Check each line of the records for "квалификационной"; collect those that have it.

-=-=-

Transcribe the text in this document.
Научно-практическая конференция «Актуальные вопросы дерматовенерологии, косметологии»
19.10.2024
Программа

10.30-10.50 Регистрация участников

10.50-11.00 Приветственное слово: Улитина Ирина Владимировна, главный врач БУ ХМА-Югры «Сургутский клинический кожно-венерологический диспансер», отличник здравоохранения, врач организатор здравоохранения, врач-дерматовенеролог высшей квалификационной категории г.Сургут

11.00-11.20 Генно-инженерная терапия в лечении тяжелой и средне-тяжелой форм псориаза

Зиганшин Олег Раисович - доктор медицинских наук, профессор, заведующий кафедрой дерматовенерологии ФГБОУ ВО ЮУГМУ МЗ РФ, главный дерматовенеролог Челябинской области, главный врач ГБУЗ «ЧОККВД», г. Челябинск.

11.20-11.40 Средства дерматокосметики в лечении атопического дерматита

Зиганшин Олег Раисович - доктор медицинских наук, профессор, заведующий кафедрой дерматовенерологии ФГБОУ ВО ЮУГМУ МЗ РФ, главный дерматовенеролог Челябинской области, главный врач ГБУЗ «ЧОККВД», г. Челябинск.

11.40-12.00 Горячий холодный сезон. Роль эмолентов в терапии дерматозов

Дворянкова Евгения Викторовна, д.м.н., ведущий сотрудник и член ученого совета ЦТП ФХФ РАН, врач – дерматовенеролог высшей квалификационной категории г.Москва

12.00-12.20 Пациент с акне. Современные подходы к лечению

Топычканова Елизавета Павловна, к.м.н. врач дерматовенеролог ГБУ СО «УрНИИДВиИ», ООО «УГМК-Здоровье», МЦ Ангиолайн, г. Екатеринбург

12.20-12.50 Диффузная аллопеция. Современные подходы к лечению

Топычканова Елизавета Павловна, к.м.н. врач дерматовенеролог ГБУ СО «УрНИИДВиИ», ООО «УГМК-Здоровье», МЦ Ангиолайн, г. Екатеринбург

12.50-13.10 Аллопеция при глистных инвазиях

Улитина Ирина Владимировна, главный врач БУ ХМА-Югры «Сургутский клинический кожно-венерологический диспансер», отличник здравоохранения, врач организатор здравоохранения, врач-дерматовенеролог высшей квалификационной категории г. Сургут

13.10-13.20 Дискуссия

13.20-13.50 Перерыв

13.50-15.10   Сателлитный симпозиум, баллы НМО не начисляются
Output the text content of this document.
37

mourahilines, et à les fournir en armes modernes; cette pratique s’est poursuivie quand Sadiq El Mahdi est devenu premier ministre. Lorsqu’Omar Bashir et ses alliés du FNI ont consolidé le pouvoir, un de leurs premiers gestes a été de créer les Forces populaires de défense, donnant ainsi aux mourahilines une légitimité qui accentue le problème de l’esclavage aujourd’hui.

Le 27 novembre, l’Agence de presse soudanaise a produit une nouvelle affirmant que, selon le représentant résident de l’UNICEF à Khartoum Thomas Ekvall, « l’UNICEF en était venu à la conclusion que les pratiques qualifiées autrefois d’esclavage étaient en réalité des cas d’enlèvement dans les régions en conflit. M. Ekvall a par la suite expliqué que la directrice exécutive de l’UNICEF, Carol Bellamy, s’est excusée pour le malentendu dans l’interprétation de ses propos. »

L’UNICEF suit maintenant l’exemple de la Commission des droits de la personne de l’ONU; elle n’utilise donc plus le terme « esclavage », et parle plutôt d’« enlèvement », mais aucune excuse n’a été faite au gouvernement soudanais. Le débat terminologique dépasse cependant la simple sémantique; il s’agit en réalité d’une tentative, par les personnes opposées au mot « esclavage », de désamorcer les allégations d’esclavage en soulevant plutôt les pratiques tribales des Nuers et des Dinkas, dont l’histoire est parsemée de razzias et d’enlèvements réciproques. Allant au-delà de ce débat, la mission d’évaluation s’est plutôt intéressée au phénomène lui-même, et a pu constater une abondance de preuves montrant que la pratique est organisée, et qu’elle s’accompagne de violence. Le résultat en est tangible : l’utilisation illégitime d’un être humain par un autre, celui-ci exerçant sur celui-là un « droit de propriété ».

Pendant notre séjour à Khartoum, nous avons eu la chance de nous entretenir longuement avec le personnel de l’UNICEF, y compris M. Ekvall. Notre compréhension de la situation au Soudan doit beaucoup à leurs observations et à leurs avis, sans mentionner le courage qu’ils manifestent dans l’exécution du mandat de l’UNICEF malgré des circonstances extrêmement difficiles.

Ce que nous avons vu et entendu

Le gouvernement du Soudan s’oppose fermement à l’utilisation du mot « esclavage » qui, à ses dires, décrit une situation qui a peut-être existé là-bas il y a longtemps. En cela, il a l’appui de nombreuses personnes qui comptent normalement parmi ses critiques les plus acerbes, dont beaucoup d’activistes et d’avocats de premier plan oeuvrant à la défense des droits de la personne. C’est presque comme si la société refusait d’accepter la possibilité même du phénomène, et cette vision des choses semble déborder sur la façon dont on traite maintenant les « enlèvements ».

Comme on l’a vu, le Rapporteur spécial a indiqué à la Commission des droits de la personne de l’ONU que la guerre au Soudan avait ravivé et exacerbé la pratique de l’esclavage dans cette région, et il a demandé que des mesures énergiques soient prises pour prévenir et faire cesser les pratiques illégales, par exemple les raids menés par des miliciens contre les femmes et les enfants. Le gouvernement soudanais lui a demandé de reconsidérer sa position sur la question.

-=-=-

▶ _ANSWER BELOW_:
10.50-11.00 Приветственное слово: Улитина Ирина Владимировна, главный врач БУ ХМА-Югры «Сургутский клинический кожно-венерологический диспансер», отличник здравоохранения, врач организатор здравоохранения, врач-дерматовенеролог высшей квалификационной категории г.Сургут
Дворянкова Евгения Викторовна, д.м.н., ведущий сотрудник и член ученого совета ЦТП ФХФ РАН, врач – дерматовенеролог высшей квалификационной категории г.Москва
Улитина Ирина Владимировна, главный врач БУ ХМА-Югры «Сургутский клинический кожно-венерологический диспансер», отличник здравоохранения, врач организатор здравоохранения, врач-дерматовенеролог высшей квалификационной категории г. Сургут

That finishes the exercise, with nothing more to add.